### TASK DESCRIPTION
How many lines of these entries hold the string "Lindsay"? Answer with the number alone.

### DATASET RECORDS
########################################

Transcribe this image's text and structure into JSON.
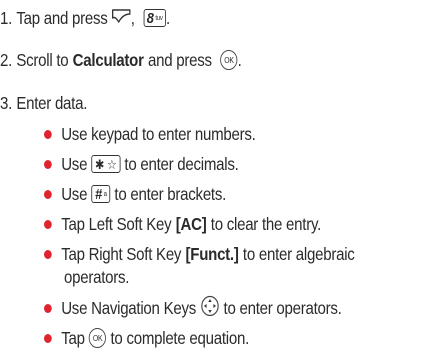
{
  "steps": [
    {
      "num": "1.",
      "tap_and_press": "Tap and press",
      "comma": ",",
      "key_8_main": "8",
      "key_8_sub": "tuv",
      "end": "."
    },
    {
      "num": "2.",
      "pre": "Scroll to",
      "bold": "Calculator",
      "mid": "and press",
      "ok_label": "OK",
      "end": "."
    },
    {
      "num": "3.",
      "text": "Enter data."
    }
  ],
  "bullets": {
    "b1": "Use keypad to enter numbers.",
    "b2_pre": "Use",
    "b2_key": "✱ ☆",
    "b2_post": "to enter decimals.",
    "b3_pre": "Use",
    "b3_key": "#",
    "b3_key_sub": "a",
    "b3_post": "to enter brackets.",
    "b4_pre": "Tap Left Soft Key",
    "b4_bold": "[AC]",
    "b4_post": "to clear the entry.",
    "b5_pre": "Tap Right Soft Key",
    "b5_bold": "[Funct.]",
    "b5_post": "to enter algebraic",
    "b5_cont": "operators.",
    "b6_pre": "Use Navigation Keys",
    "b6_post": "to enter operators.",
    "b7_pre": "Tap",
    "b7_ok": "OK",
    "b7_post": "to complete equation."
  },
  "colors": {
    "bullet": "#e0242f",
    "text": "#2b2b2b"
  },
  "icons": [
    "menu-soft-key-icon",
    "ok-key-icon",
    "navigation-keys-icon",
    "star-key-icon",
    "hash-key-icon",
    "eight-key-icon"
  ]
}
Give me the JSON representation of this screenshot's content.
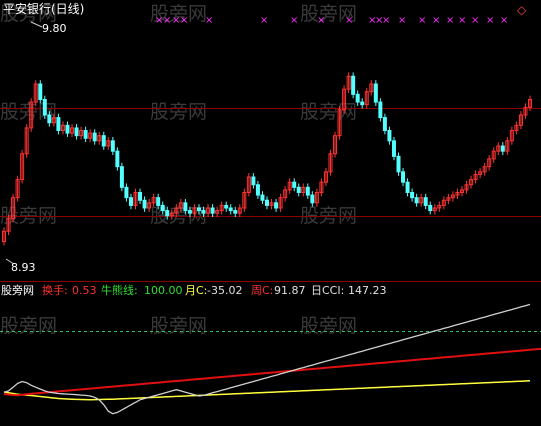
{
  "stock_title": "平安银行(日线)",
  "upper_panel": {
    "high_label": "9.80",
    "low_label": "8.93",
    "ylim": [
      8.9,
      9.86
    ],
    "x_markers": [
      "×",
      "×",
      "×",
      "×",
      "×",
      "×",
      "×",
      "×",
      "×",
      "×",
      "×",
      "×",
      "×",
      "×",
      "×",
      "×",
      "×",
      "×",
      "×",
      "×"
    ],
    "diamond": "◇"
  },
  "indicator_bar": {
    "name": "股旁网",
    "items": [
      {
        "label": "换手:",
        "value": "0.53",
        "label_color": "#ff3030",
        "value_color": "#ff3030"
      },
      {
        "label": "牛熊线:",
        "value": "100.00",
        "label_color": "#30e030",
        "value_color": "#30e030"
      },
      {
        "label": "月C:",
        "value": "-35.02",
        "label_color": "#ffff40",
        "value_color": "#e0e0e0"
      },
      {
        "label": "周C:",
        "value": "91.87",
        "label_color": "#ff3030",
        "value_color": "#e0e0e0"
      },
      {
        "label": "日CCI:",
        "value": "147.23",
        "label_color": "#e0e0e0",
        "value_color": "#e0e0e0"
      }
    ]
  },
  "watermark": "股旁网",
  "colors": {
    "up": "#ff3333",
    "down": "#54ffff",
    "grid": "#8b0000",
    "dash": "#30c060",
    "monthly": "#ffff40",
    "weekly": "#e01010",
    "daily": "#d0d0d0"
  },
  "chart_data": [
    {
      "type": "candlestick",
      "title": "平安银行(日线)",
      "ylim": [
        8.9,
        9.86
      ],
      "annotations": [
        "9.80",
        "8.93"
      ],
      "close": [
        9.05,
        9.1,
        9.18,
        9.25,
        9.35,
        9.45,
        9.55,
        9.62,
        9.56,
        9.5,
        9.47,
        9.49,
        9.44,
        9.46,
        9.43,
        9.45,
        9.42,
        9.44,
        9.41,
        9.43,
        9.4,
        9.42,
        9.38,
        9.4,
        9.36,
        9.3,
        9.22,
        9.18,
        9.15,
        9.2,
        9.17,
        9.14,
        9.16,
        9.18,
        9.15,
        9.13,
        9.11,
        9.12,
        9.14,
        9.16,
        9.13,
        9.12,
        9.14,
        9.13,
        9.12,
        9.14,
        9.12,
        9.13,
        9.15,
        9.14,
        9.13,
        9.12,
        9.14,
        9.2,
        9.26,
        9.23,
        9.19,
        9.17,
        9.15,
        9.16,
        9.14,
        9.18,
        9.21,
        9.24,
        9.22,
        9.2,
        9.22,
        9.19,
        9.16,
        9.2,
        9.24,
        9.28,
        9.35,
        9.42,
        9.52,
        9.6,
        9.65,
        9.58,
        9.55,
        9.54,
        9.59,
        9.62,
        9.55,
        9.49,
        9.44,
        9.4,
        9.34,
        9.28,
        9.24,
        9.2,
        9.18,
        9.16,
        9.18,
        9.15,
        9.13,
        9.14,
        9.15,
        9.17,
        9.18,
        9.19,
        9.2,
        9.21,
        9.23,
        9.25,
        9.27,
        9.28,
        9.3,
        9.33,
        9.36,
        9.38,
        9.36,
        9.4,
        9.44,
        9.46,
        9.5,
        9.53,
        9.56
      ],
      "monthly_cci": [
        80,
        72,
        65,
        58,
        52,
        48,
        45,
        40,
        35,
        30,
        25,
        20,
        15,
        12,
        10,
        8,
        6,
        5,
        4,
        3,
        4,
        5,
        6,
        7,
        8,
        10,
        12,
        14,
        16,
        18,
        20,
        22,
        24,
        26,
        28,
        30,
        32,
        34,
        36,
        38,
        40,
        42,
        44,
        46,
        48,
        50,
        52,
        54,
        56,
        58,
        60,
        62,
        64,
        66,
        68,
        70,
        72,
        74,
        76,
        78,
        80,
        82,
        84,
        86,
        88,
        90,
        92,
        94,
        96,
        98,
        100,
        102,
        104,
        106,
        108,
        110,
        112,
        114,
        116,
        118,
        120,
        122,
        124,
        126,
        128,
        130,
        132,
        134,
        136,
        138,
        140,
        142,
        144,
        146,
        148,
        150,
        152,
        154,
        156,
        158,
        160,
        162,
        164,
        166,
        168,
        170,
        172,
        174,
        176,
        178,
        180,
        182,
        184,
        186,
        188,
        190,
        192
      ],
      "weekly_cci": [
        60,
        55,
        50,
        48,
        52,
        58,
        62,
        66,
        70,
        74,
        78,
        82,
        86,
        90,
        94,
        98,
        102,
        106,
        110,
        114,
        118,
        122,
        126,
        130,
        134,
        138,
        142,
        146,
        150,
        154,
        158,
        162,
        166,
        170,
        174,
        178,
        182,
        186,
        190,
        194,
        198,
        202,
        206,
        210,
        214,
        218,
        222,
        226,
        230,
        234,
        238,
        242,
        246,
        250,
        254,
        258,
        262,
        266,
        270,
        274,
        278,
        282,
        286,
        290,
        294,
        298,
        302,
        306,
        310,
        314,
        318,
        322,
        326,
        330,
        334,
        338,
        342,
        346,
        350,
        354,
        358,
        362,
        366,
        370,
        374,
        378,
        382,
        386,
        390,
        394,
        398,
        402,
        406,
        410,
        414,
        418,
        422,
        426,
        430,
        434,
        438,
        442,
        446,
        450,
        454,
        458,
        462,
        466,
        470,
        474,
        478,
        482,
        486,
        490,
        494,
        498,
        502,
        506,
        510,
        514
      ],
      "daily_cci": [
        40,
        60,
        120,
        180,
        210,
        190,
        150,
        120,
        90,
        60,
        40,
        30,
        20,
        15,
        10,
        5,
        0,
        -5,
        -10,
        -20,
        -40,
        -80,
        -160,
        -260,
        -300,
        -280,
        -240,
        -200,
        -160,
        -120,
        -80,
        -60,
        -40,
        -20,
        0,
        20,
        40,
        60,
        80,
        60,
        40,
        20,
        0,
        -20,
        -10,
        10,
        30,
        50,
        70,
        90,
        110,
        130,
        150,
        170,
        190,
        210,
        230,
        250,
        270,
        290,
        310,
        330,
        350,
        370,
        390,
        410,
        430,
        450,
        470,
        490,
        510,
        530,
        550,
        570,
        590,
        610,
        630,
        650,
        670,
        690,
        710,
        730,
        750,
        770,
        790,
        810,
        830,
        850,
        870,
        890,
        910,
        930,
        950,
        970,
        990,
        1010,
        1030,
        1050,
        1070,
        1090,
        1110,
        1130,
        1150,
        1170,
        1190,
        1210,
        1230,
        1250,
        1270,
        1290,
        1310,
        1330,
        1350,
        1370,
        1390,
        1410,
        1430
      ]
    }
  ]
}
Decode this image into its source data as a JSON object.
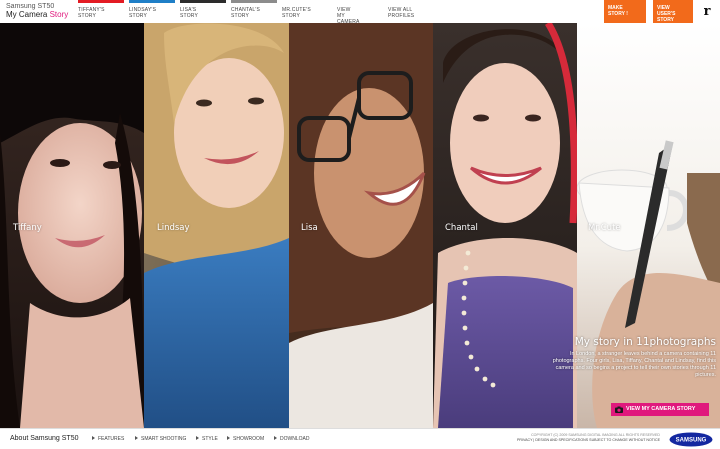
{
  "header": {
    "brand_line1": "Samsung ST50",
    "brand_line2_prefix": "My Camera ",
    "brand_line2_accent": "Story",
    "nav": [
      {
        "l1": "Tiffany's",
        "l2": "Story",
        "color": "#e31b23"
      },
      {
        "l1": "Lindsay's",
        "l2": "Story",
        "color": "#1f7fc7"
      },
      {
        "l1": "Lisa's",
        "l2": "Story",
        "color": "#2c2c2c"
      },
      {
        "l1": "Chantal's",
        "l2": "Story",
        "color": "#8c8c8c"
      },
      {
        "l1": "Mr.Cute's",
        "l2": "Story",
        "color": "#ffffff"
      },
      {
        "l1": "View My",
        "l2": "Camera Story",
        "color": "#ffffff"
      },
      {
        "l1": "View All",
        "l2": "Profiles",
        "color": "#ffffff"
      }
    ],
    "cta_make": {
      "l1": "Make",
      "l2": "Story !"
    },
    "cta_view": {
      "l1": "View",
      "l2": "User's",
      "l3": "Story"
    },
    "logo_mark": "r",
    "accent_orange": "#f26a1b"
  },
  "strips": [
    {
      "name": "Tiffany"
    },
    {
      "name": "Lindsay"
    },
    {
      "name": "Lisa"
    },
    {
      "name": "Chantal"
    },
    {
      "name": "Mr.Cute"
    }
  ],
  "story": {
    "title": "My story in 11photographs",
    "text": "In London, a stranger leaves behind a camera containing 11 photographs. Four girls, Lisa, Tiffany, Chantal and Lindsay, find this camera and so begins a project to tell their own stories through 11 pictures.",
    "button": "View My Camera Story",
    "accent_pink": "#e0197d"
  },
  "footer": {
    "about": "About Samsung ST50",
    "links": [
      "Features",
      "Smart Shooting",
      "Style",
      "Showroom",
      "Download"
    ],
    "copyright": "COPYRIGHT (C) 2009 SAMSUNG DIGITAL IMAGING ALL RIGHTS RESERVED",
    "legal_links": "PRIVACY | DESIGN AND SPECIFICATIONS SUBJECT TO CHANGE WITHOUT NOTICE",
    "samsung_logo": "SAMSUNG"
  }
}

########################################

### ANSWER IN FULL
3